• THE EXERCISE: Please find all lines in the data that hold the string "marker" and copy them.

• DATA EXTRACT:
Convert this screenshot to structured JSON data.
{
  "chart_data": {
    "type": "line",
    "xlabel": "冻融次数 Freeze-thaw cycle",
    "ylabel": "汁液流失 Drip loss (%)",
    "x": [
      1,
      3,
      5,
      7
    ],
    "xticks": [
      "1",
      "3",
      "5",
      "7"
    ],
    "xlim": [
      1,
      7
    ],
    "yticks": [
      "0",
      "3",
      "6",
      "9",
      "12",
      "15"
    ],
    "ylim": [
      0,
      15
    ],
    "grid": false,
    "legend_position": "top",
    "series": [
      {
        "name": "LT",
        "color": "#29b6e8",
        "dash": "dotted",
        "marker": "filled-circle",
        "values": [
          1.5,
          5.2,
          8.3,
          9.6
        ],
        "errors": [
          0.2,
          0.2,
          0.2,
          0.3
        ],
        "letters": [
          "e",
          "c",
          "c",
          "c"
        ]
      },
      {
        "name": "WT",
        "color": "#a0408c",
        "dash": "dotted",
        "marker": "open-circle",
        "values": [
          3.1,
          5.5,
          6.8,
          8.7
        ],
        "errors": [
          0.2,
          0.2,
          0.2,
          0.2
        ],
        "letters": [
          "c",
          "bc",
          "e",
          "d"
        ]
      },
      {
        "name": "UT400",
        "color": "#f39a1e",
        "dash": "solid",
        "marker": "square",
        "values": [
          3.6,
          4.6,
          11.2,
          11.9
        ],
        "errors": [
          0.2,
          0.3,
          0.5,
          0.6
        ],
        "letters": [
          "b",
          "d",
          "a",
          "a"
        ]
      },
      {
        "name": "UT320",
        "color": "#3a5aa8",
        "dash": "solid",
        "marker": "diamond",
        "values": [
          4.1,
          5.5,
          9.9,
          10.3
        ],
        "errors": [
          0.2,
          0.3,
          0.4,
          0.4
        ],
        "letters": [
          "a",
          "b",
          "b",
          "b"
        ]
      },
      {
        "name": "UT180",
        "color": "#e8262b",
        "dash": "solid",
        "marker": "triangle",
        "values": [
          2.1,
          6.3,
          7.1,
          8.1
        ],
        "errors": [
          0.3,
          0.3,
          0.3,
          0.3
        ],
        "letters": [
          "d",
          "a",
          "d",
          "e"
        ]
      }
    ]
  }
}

• TASK RESULT:
        "marker": "filled-circle",
        "marker": "open-circle",
        "marker": "square",
        "marker": "diamond",
        "marker": "triangle",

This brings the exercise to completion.